WRITTEN REQUEST ::
Gather from the listing below each line that includes the word "MNPQ", and copy it.

DATA SHOWN ::

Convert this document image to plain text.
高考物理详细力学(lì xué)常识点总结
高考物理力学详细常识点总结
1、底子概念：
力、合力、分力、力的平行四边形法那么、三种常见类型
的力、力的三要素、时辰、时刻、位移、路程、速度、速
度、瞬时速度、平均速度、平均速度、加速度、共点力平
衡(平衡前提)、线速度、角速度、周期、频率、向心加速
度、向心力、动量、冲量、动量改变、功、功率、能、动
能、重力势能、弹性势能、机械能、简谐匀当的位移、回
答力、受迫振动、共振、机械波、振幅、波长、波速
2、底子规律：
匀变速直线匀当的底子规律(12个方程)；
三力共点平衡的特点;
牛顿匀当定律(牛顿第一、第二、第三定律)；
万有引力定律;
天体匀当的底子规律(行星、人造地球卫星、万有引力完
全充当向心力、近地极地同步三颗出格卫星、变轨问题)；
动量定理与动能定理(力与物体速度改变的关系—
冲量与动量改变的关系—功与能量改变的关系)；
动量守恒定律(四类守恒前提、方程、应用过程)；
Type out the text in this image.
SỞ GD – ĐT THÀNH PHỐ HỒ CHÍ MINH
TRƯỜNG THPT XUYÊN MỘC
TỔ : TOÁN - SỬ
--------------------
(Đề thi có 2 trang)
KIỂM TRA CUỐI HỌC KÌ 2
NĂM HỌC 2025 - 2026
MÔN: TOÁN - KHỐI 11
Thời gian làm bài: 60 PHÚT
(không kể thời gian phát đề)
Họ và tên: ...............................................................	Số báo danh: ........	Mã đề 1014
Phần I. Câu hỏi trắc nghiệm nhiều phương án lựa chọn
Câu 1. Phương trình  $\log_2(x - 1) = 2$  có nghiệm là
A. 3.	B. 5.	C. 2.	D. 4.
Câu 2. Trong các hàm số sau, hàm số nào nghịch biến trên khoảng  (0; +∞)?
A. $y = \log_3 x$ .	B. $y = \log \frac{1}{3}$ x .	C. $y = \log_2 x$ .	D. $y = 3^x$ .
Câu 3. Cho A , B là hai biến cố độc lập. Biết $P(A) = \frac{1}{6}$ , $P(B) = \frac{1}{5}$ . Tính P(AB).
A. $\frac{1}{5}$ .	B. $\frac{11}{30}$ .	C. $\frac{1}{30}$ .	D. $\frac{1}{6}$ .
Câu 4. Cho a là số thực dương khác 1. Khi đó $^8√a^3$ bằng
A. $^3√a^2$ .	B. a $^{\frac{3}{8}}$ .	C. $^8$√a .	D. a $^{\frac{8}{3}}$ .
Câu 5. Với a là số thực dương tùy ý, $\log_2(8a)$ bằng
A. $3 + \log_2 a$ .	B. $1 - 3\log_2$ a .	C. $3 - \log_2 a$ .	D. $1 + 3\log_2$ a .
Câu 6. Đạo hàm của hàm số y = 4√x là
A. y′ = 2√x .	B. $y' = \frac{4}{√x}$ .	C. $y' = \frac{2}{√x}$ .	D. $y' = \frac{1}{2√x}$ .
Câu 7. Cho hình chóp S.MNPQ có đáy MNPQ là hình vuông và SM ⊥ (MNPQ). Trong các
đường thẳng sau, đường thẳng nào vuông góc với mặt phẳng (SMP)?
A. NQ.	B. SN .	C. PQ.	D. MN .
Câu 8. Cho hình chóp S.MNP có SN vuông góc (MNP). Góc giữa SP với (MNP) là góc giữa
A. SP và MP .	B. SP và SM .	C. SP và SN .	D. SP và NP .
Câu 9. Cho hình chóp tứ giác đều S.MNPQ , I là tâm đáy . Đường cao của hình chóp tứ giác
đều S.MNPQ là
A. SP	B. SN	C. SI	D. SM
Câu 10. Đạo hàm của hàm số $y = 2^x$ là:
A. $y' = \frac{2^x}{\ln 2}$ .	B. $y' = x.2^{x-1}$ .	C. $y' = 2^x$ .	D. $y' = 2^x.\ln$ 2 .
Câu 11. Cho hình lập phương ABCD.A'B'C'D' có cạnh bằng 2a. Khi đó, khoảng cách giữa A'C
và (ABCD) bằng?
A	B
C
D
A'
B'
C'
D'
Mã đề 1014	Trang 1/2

TASK RESULT ::
Câu 7. Cho hình chóp S.MNPQ có đáy MNPQ là hình vuông và SM ⊥ (MNPQ). Trong các
Câu 9. Cho hình chóp tứ giác đều S.MNPQ , I là tâm đáy . Đường cao của hình chóp tứ giác
đều S.MNPQ là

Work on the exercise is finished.